**WRITTEN PROBLEM 1**
List, in order and counting repeats, every line of the transcript excerpt written entirely in capital letters.
**WRITTEN PROBLEM 2**
Please copy out the lines of the records from the one containing "signal-bars-icon <box>48 11 60 20</box>" through the one containing "option-label: 已联网设备 <box>60 163 113 175</box>", including both ends.

I wonder what it was you were hoping to observe, when you cut off your toes. Dear Casper always wished to learn how long a limb might be severed before being reattached. It was bizarre to me. He would also measure them, the fingers. See if they had grown, cut from him.
Ah the blood it prioritises the teeth, he told me this, and I knew it of course from experience. But he wanted the priority of all of these things. Teeth; eyes; fingers. What had I experienced myself
Of course I told him the truth which was that whenever I have been injured in such a manner the need to hunt has consumed me so thoroughly that I was not in a particularly useful state of mind so as to note if it were my eyes or my nose I recovered first. But I think it was my eyes.
Eh I do not understand this, and it was not of concern until recently because. Those people at the place where—
Where I was taken. Where I had been taken.
They knew. They knew.
They were talking about which parts of me would come back first. They could even approximate how long it would take. They broke my bones before they took my teeth so it would be harder to fight. They had a system, carefully co-ordinated specifically to—
They are as skilled at disarming and killing vampires as I am.
QUIET
Alfie, I think what they have been doing is worse than we understand. I. I was not conscious enough, from their drugs, from the way they were draining my blood. I was not present enough in my mind to catch much of what they were saying but… I. They wanted…
Putain de merde, non. Non.
What they took. They mostly. They seemed to want to know if there was much difference. In how it would come back for me. How long. If they changed this, burned that. How long.
I have this. This feeling. This pull. It is not unlike when a vampire I have swapped a lot of blood with is far away. I can focus on the feeling if I wish, I feel a pull towards it, leading me…
But this. It is. It’s pulling me to. To I think. The bits of me they took.
NEIGE IS BREATHING ODDLY
I am restored now, I think. There is no pain inside me like there was when we first left Scotland. Aches and stabs. The only thing within me that troubles me is this fucking wire. Je déteste ça. And sometimes I think it is catching in me, but. Ce n’est pas grave.
Merde.
Je pleure, ah.
NEIGE LAUGHS SADLY.
I am okie. It will be fine. I should rest before I take this man. I should probably hunt. He has not been associated with Bonham for a long time and if he had active connections I think I would not have been able to find him. But still. I do not trust him not to try to hurt me, and I would prefer to take him alive.
I don’t trust myself to able to do that unless I have been sated.
I will hunt. I will think of you. Their blood is not as sweet as yours. I miss you.
CLICK
CLICK
[WIND IN TREES]
I have been away and returned. The daughter’s car is still parked upon the driveway. I can hear voices inside the house. The old man, his daughter, and two children. They are young, the children they can run but their language is broken and stilted and they cannot reason with each other. They scrap like puppies and the adults pretend they cannot hear, but they can.
They are going on a cruise. The woman and the children are. The old man is meant to go but he will not. He is feigning enthusiasm but he is setting up the possibility that he will not come. The daughter, she is saying — oh, fascinating. She says he always does this, that he. Hmm. She hardly knew him when she was a child because he was always at work. His wife left him because of this.
The children argue. There are plush animals in the backroom. They both prefer the same one and wish to be its puppeteer.
Now the old man’s voice is different. Sadder. He says he is sorry. He says he was doing important work, life-saving work. He was trying to save— oh! Save her sister, voila. It did not help in the end, the daughter says. She. Oh, non, cherie. She says he loved Anita more than he loves her. Sometimes she feels like she lost him too, when she died. Oh la.

**DATA RECORDS**
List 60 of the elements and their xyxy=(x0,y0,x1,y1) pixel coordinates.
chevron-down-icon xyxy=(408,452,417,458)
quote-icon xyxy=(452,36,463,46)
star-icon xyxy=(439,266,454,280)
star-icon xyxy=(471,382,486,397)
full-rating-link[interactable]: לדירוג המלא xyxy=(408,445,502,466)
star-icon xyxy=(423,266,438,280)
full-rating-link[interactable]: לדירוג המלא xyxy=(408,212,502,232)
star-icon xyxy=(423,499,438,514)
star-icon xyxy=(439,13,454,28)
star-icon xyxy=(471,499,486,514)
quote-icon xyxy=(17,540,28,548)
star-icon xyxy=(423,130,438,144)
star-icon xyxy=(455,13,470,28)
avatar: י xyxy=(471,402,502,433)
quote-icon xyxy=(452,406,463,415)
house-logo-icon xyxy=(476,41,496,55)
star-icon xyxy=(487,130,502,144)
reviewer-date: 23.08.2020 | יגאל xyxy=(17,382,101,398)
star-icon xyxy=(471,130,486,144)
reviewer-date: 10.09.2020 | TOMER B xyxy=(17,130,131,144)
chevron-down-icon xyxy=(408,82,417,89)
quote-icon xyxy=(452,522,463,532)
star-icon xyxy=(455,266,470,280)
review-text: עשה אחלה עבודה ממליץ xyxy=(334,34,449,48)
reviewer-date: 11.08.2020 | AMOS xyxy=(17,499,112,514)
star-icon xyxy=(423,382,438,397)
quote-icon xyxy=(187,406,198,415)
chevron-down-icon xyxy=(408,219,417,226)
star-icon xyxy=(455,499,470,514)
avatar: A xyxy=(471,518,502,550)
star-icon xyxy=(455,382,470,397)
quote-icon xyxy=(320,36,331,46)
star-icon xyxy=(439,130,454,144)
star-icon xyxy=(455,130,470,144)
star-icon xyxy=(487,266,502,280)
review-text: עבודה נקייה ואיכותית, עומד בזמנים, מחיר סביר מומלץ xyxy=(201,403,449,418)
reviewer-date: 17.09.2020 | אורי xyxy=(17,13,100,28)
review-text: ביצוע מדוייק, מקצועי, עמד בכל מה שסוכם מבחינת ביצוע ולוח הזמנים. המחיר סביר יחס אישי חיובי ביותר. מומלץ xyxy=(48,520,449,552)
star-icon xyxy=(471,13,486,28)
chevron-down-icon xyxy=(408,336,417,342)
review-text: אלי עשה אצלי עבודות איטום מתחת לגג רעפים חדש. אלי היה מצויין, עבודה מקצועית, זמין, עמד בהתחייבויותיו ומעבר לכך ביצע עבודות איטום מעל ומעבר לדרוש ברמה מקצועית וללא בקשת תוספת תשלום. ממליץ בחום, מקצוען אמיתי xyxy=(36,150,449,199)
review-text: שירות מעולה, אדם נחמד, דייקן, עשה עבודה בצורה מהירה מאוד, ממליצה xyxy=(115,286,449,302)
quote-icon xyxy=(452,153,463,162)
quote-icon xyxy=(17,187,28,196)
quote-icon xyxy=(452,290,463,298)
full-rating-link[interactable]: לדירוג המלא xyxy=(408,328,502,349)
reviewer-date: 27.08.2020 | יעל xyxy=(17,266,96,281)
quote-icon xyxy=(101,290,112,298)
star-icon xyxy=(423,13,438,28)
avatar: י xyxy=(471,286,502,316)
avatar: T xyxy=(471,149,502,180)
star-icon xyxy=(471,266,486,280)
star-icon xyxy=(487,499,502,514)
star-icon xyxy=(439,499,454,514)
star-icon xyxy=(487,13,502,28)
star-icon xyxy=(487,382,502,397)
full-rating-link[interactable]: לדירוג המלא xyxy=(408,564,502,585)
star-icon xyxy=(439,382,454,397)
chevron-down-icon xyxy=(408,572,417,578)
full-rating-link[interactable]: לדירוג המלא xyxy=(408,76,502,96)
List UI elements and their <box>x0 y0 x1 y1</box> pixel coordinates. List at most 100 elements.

* * *

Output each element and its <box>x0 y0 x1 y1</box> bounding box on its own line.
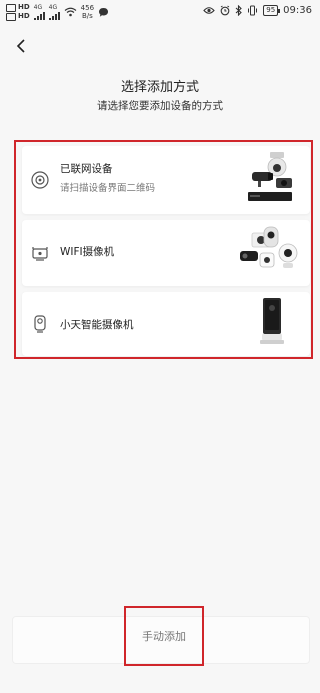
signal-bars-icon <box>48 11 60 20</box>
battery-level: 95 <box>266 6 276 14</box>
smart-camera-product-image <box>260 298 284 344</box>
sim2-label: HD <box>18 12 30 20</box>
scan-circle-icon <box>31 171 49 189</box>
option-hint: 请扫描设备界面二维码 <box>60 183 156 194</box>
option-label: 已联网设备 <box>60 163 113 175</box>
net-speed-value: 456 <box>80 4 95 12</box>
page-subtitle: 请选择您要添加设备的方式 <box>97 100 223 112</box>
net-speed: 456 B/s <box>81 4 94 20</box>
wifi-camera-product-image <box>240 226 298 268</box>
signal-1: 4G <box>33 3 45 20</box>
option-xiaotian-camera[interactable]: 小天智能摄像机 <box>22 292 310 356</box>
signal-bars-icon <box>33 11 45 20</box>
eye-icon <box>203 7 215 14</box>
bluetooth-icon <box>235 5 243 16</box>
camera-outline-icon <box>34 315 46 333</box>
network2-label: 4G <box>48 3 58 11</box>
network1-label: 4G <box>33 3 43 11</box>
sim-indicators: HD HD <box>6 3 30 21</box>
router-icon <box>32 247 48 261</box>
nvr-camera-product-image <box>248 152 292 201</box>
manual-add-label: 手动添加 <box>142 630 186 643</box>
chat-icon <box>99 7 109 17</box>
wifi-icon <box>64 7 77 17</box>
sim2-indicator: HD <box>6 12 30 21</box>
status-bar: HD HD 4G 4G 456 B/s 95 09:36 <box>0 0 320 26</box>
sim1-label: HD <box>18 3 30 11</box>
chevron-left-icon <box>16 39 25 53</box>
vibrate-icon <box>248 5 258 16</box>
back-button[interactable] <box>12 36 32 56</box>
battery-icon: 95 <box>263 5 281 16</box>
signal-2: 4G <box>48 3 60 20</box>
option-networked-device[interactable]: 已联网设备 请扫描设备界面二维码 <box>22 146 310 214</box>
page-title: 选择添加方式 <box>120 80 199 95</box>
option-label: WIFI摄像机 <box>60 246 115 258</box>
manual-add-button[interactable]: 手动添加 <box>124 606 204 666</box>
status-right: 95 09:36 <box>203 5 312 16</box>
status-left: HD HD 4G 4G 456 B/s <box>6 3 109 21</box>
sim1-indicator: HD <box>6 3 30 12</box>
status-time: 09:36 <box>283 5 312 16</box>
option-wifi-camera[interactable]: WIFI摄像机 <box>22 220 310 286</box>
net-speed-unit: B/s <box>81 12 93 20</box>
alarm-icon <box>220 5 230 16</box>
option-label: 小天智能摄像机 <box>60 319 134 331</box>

**FINAL RESULT 1**
QUIET
NEIGE IS BREATHING ODDLY
NEIGE LAUGHS SADLY.
CLICK
CLICK
[WIND IN TREES]

**FINAL RESULT 2**
signal-bars-icon <box>48 11 60 20</box>
battery-level: 95 <box>266 6 276 14</box>
smart-camera-product-image <box>260 298 284 344</box>
sim2-label: HD <box>18 12 30 20</box>
scan-circle-icon <box>31 171 49 189</box>
option-hint: 请扫描设备界面二维码 <box>60 183 156 194</box>
option-label: 已联网设备 <box>60 163 113 175</box>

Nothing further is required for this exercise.